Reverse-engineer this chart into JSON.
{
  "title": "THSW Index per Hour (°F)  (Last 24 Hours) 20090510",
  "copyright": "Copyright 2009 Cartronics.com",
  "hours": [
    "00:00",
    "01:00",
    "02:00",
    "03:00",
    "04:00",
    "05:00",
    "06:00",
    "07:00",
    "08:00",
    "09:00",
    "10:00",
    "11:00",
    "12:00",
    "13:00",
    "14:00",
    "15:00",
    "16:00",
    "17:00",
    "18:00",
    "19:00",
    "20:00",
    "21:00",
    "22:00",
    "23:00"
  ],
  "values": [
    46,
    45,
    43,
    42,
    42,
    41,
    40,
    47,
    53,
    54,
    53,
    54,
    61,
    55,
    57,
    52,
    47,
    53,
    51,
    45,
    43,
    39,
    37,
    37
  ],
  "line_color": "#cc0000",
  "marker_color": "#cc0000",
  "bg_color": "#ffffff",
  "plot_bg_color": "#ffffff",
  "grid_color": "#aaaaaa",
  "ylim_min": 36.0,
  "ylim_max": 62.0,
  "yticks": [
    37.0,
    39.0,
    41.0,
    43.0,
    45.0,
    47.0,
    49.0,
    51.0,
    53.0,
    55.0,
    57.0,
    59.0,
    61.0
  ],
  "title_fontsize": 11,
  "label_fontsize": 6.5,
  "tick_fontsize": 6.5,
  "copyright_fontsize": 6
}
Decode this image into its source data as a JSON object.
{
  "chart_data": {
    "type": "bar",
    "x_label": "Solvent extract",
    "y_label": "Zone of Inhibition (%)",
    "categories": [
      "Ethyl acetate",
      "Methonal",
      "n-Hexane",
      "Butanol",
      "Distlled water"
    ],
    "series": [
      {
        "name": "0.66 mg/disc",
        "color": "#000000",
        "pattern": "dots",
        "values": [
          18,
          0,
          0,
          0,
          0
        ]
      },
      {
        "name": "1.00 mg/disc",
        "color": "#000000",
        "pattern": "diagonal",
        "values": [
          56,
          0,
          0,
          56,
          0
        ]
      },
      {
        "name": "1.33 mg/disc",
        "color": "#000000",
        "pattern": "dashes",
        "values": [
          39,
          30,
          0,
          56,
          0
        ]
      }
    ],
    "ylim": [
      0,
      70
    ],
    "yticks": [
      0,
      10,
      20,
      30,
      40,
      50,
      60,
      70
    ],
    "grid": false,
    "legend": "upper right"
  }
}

== What to do ==
Pick out and copy every line that contains the word "ffffff".

== Final answer ==
  "bg_color": "#ffffff",
  "plot_bg_color": "#ffffff",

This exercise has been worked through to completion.